• _Required work_
Leave out the images and repeat the listing below without a single change.

-- Start Input for this task --

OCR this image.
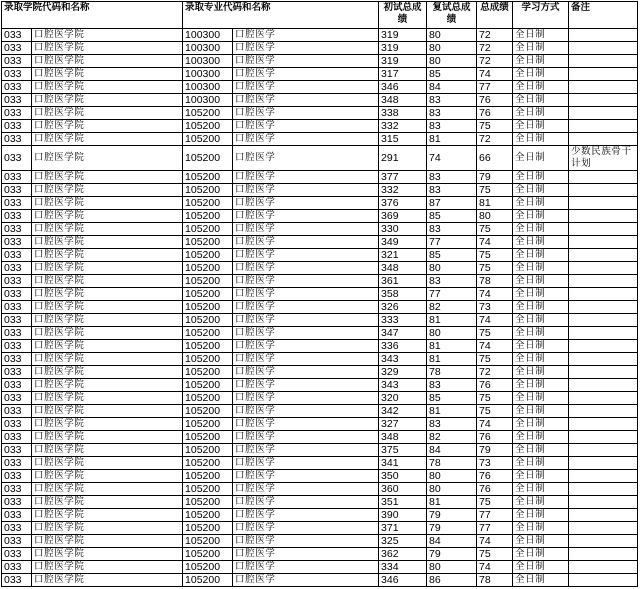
录取学院代码和名称		录取专业代码和名称		初试总成绩	复试总成绩	总成绩	学习方式	备注
033	口腔医学院	100300	口腔医学	319	80	72	全日制	
033	口腔医学院	100300	口腔医学	319	80	72	全日制	
033	口腔医学院	100300	口腔医学	319	80	72	全日制	
033	口腔医学院	100300	口腔医学	317	85	74	全日制	
033	口腔医学院	100300	口腔医学	346	84	77	全日制	
033	口腔医学院	100300	口腔医学	348	83	76	全日制	
033	口腔医学院	105200	口腔医学	338	83	76	全日制	
033	口腔医学院	105200	口腔医学	332	83	75	全日制	
033	口腔医学院	105200	口腔医学	315	81	72	全日制	
033	口腔医学院	105200	口腔医学	291	74	66	全日制	少数民族骨干计划
033	口腔医学院	105200	口腔医学	377	83	79	全日制	
033	口腔医学院	105200	口腔医学	332	83	75	全日制	
033	口腔医学院	105200	口腔医学	376	87	81	全日制	
033	口腔医学院	105200	口腔医学	369	85	80	全日制	
033	口腔医学院	105200	口腔医学	330	83	75	全日制	
033	口腔医学院	105200	口腔医学	349	77	74	全日制	
033	口腔医学院	105200	口腔医学	321	85	75	全日制	
033	口腔医学院	105200	口腔医学	348	80	75	全日制	
033	口腔医学院	105200	口腔医学	361	83	78	全日制	
033	口腔医学院	105200	口腔医学	358	77	74	全日制	
033	口腔医学院	105200	口腔医学	326	82	73	全日制	
033	口腔医学院	105200	口腔医学	333	81	74	全日制	
033	口腔医学院	105200	口腔医学	347	80	75	全日制	
033	口腔医学院	105200	口腔医学	336	81	74	全日制	
033	口腔医学院	105200	口腔医学	343	81	75	全日制	
033	口腔医学院	105200	口腔医学	329	78	72	全日制	
033	口腔医学院	105200	口腔医学	343	83	76	全日制	
033	口腔医学院	105200	口腔医学	320	85	75	全日制	
033	口腔医学院	105200	口腔医学	342	81	75	全日制	
033	口腔医学院	105200	口腔医学	327	83	74	全日制	
033	口腔医学院	105200	口腔医学	348	82	76	全日制	
033	口腔医学院	105200	口腔医学	375	84	79	全日制	
033	口腔医学院	105200	口腔医学	341	78	73	全日制	
033	口腔医学院	105200	口腔医学	350	80	76	全日制	
033	口腔医学院	105200	口腔医学	360	80	76	全日制	
033	口腔医学院	105200	口腔医学	351	81	75	全日制	
033	口腔医学院	105200	口腔医学	390	79	77	全日制	
033	口腔医学院	105200	口腔医学	371	79	77	全日制	
033	口腔医学院	105200	口腔医学	325	84	74	全日制	
033	口腔医学院	105200	口腔医学	362	79	75	全日制	
033	口腔医学院	105200	口腔医学	334	80	74	全日制	
033	口腔医学院	105200	口腔医学	346	86	78	全日制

-- End Input for this task --

• _Exercise response_
OCR this image.
录取学院代码和名称		录取专业代码和名称		初试总成绩	复试总成绩	总成绩	学习方式	备注
033	口腔医学院	100300	口腔医学	319	80	72	全日制	
033	口腔医学院	100300	口腔医学	319	80	72	全日制	
033	口腔医学院	100300	口腔医学	319	80	72	全日制	
033	口腔医学院	100300	口腔医学	317	85	74	全日制	
033	口腔医学院	100300	口腔医学	346	84	77	全日制	
033	口腔医学院	100300	口腔医学	348	83	76	全日制	
033	口腔医学院	105200	口腔医学	338	83	76	全日制	
033	口腔医学院	105200	口腔医学	332	83	75	全日制	
033	口腔医学院	105200	口腔医学	315	81	72	全日制	
033	口腔医学院	105200	口腔医学	291	74	66	全日制	少数民族骨干计划
033	口腔医学院	105200	口腔医学	377	83	79	全日制	
033	口腔医学院	105200	口腔医学	332	83	75	全日制	
033	口腔医学院	105200	口腔医学	376	87	81	全日制	
033	口腔医学院	105200	口腔医学	369	85	80	全日制	
033	口腔医学院	105200	口腔医学	330	83	75	全日制	
033	口腔医学院	105200	口腔医学	349	77	74	全日制	
033	口腔医学院	105200	口腔医学	321	85	75	全日制	
033	口腔医学院	105200	口腔医学	348	80	75	全日制	
033	口腔医学院	105200	口腔医学	361	83	78	全日制	
033	口腔医学院	105200	口腔医学	358	77	74	全日制	
033	口腔医学院	105200	口腔医学	326	82	73	全日制	
033	口腔医学院	105200	口腔医学	333	81	74	全日制	
033	口腔医学院	105200	口腔医学	347	80	75	全日制	
033	口腔医学院	105200	口腔医学	336	81	74	全日制	
033	口腔医学院	105200	口腔医学	343	81	75	全日制	
033	口腔医学院	105200	口腔医学	329	78	72	全日制	
033	口腔医学院	105200	口腔医学	343	83	76	全日制	
033	口腔医学院	105200	口腔医学	320	85	75	全日制	
033	口腔医学院	105200	口腔医学	342	81	75	全日制	
033	口腔医学院	105200	口腔医学	327	83	74	全日制	
033	口腔医学院	105200	口腔医学	348	82	76	全日制	
033	口腔医学院	105200	口腔医学	375	84	79	全日制	
033	口腔医学院	105200	口腔医学	341	78	73	全日制	
033	口腔医学院	105200	口腔医学	350	80	76	全日制	
033	口腔医学院	105200	口腔医学	360	80	76	全日制	
033	口腔医学院	105200	口腔医学	351	81	75	全日制	
033	口腔医学院	105200	口腔医学	390	79	77	全日制	
033	口腔医学院	105200	口腔医学	371	79	77	全日制	
033	口腔医学院	105200	口腔医学	325	84	74	全日制	
033	口腔医学院	105200	口腔医学	362	79	75	全日制	
033	口腔医学院	105200	口腔医学	334	80	74	全日制	
033	口腔医学院	105200	口腔医学	346	86	78	全日制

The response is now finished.